#### Description of the task:
Exactly repeat the material, dropping only the pictures.

## BEGIN The input

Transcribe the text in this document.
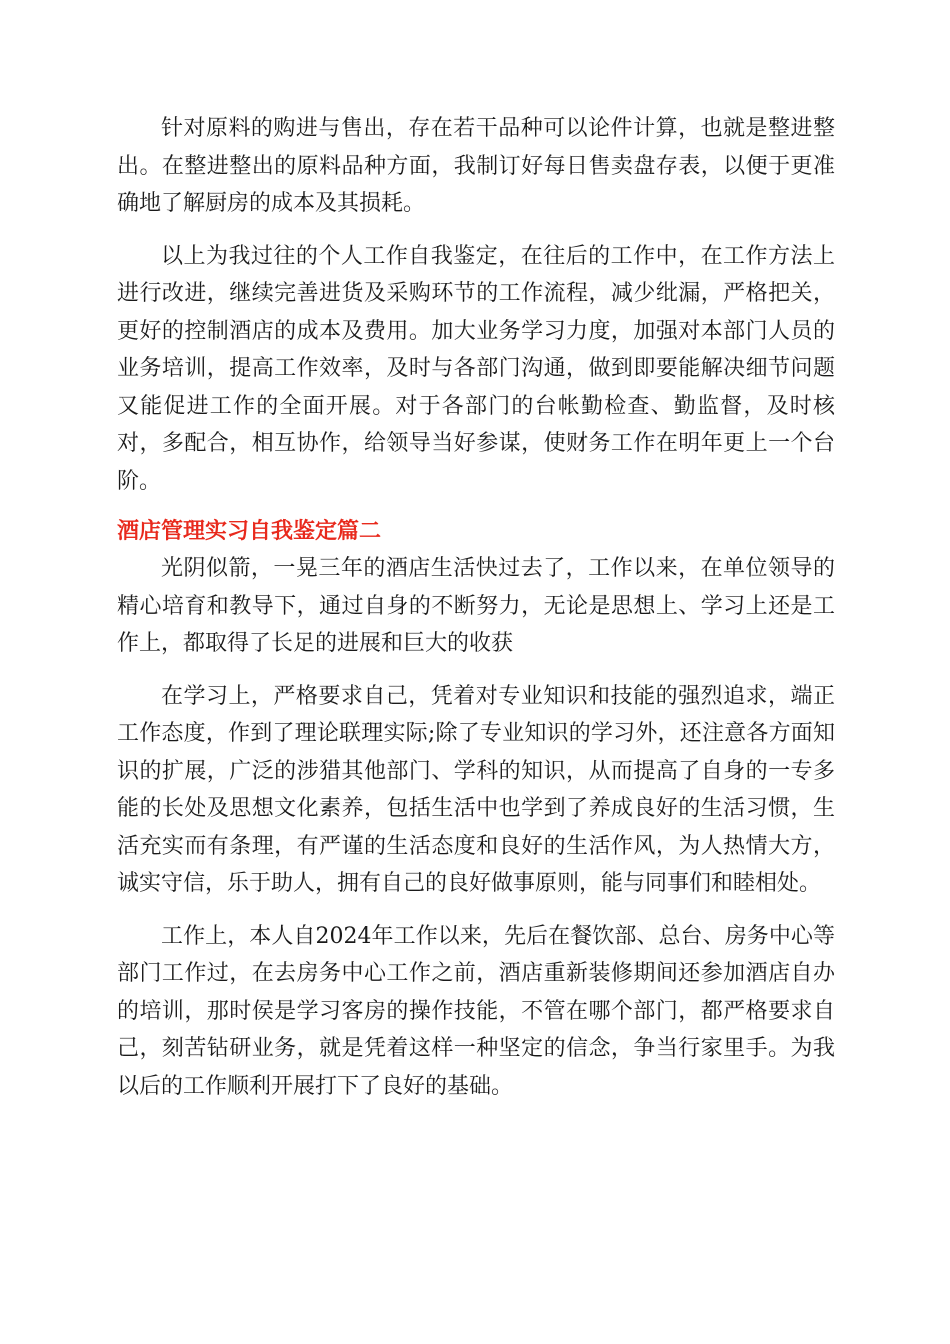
针对原料的购进与售出，存在若干品种可以论件计算，也就是整进整出。在整进整出的原料品种方面，我制订好每日售卖盘存表，以便于更准确地了解厨房的成本及其损耗。

以上为我过往的个人工作自我鉴定，在往后的工作中，在工作方法上进行改进，继续完善进货及采购环节的工作流程，减少纰漏，严格把关，更好的控制酒店的成本及费用。加大业务学习力度，加强对本部门人员的业务培训，提高工作效率，及时与各部门沟通，做到即要能解决细节问题又能促进工作的全面开展。对于各部门的台帐勤检查、勤监督，及时核对，多配合，相互协作，给领导当好参谋，使财务工作在明年更上一个台阶。

酒店管理实习自我鉴定篇二

光阴似箭，一晃三年的酒店生活快过去了，工作以来，在单位领导的精心培育和教导下，通过自身的不断努力，无论是思想上、学习上还是工作上，都取得了长足的进展和巨大的收获

在学习上，严格要求自己，凭着对专业知识和技能的强烈追求，端正工作态度，作到了理论联理实际;除了专业知识的学习外，还注意各方面知识的扩展，广泛的涉猎其他部门、学科的知识，从而提高了自身的一专多能的长处及思想文化素养，包括生活中也学到了养成良好的生活习惯，生活充实而有条理，有严谨的生活态度和良好的生活作风，为人热情大方，诚实守信，乐于助人，拥有自己的良好做事原则，能与同事们和睦相处。

工作上，本人自2024年工作以来，先后在餐饮部、总台、房务中心等部门工作过，在去房务中心工作之前，酒店重新装修期间还参加酒店自办的培训，那时侯是学习客房的操作技能，不管在哪个部门，都严格要求自己，刻苦钻研业务，就是凭着这样一种坚定的信念，争当行家里手。为我以后的工作顺利开展打下了良好的基础。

## END The input

#### The answer:
Transcribe the text in this document.
针对原料的购进与售出，存在若干品种可以论件计算，也就是整进整出。在整进整出的原料品种方面，我制订好每日售卖盘存表，以便于更准确地了解厨房的成本及其损耗。

以上为我过往的个人工作自我鉴定，在往后的工作中，在工作方法上进行改进，继续完善进货及采购环节的工作流程，减少纰漏，严格把关，更好的控制酒店的成本及费用。加大业务学习力度，加强对本部门人员的业务培训，提高工作效率，及时与各部门沟通，做到即要能解决细节问题又能促进工作的全面开展。对于各部门的台帐勤检查、勤监督，及时核对，多配合，相互协作，给领导当好参谋，使财务工作在明年更上一个台阶。

酒店管理实习自我鉴定篇二

光阴似箭，一晃三年的酒店生活快过去了，工作以来，在单位领导的精心培育和教导下，通过自身的不断努力，无论是思想上、学习上还是工作上，都取得了长足的进展和巨大的收获

在学习上，严格要求自己，凭着对专业知识和技能的强烈追求，端正工作态度，作到了理论联理实际;除了专业知识的学习外，还注意各方面知识的扩展，广泛的涉猎其他部门、学科的知识，从而提高了自身的一专多能的长处及思想文化素养，包括生活中也学到了养成良好的生活习惯，生活充实而有条理，有严谨的生活态度和良好的生活作风，为人热情大方，诚实守信，乐于助人，拥有自己的良好做事原则，能与同事们和睦相处。

工作上，本人自2024年工作以来，先后在餐饮部、总台、房务中心等部门工作过，在去房务中心工作之前，酒店重新装修期间还参加酒店自办的培训，那时侯是学习客房的操作技能，不管在哪个部门，都严格要求自己，刻苦钻研业务，就是凭着这样一种坚定的信念，争当行家里手。为我以后的工作顺利开展打下了良好的基础。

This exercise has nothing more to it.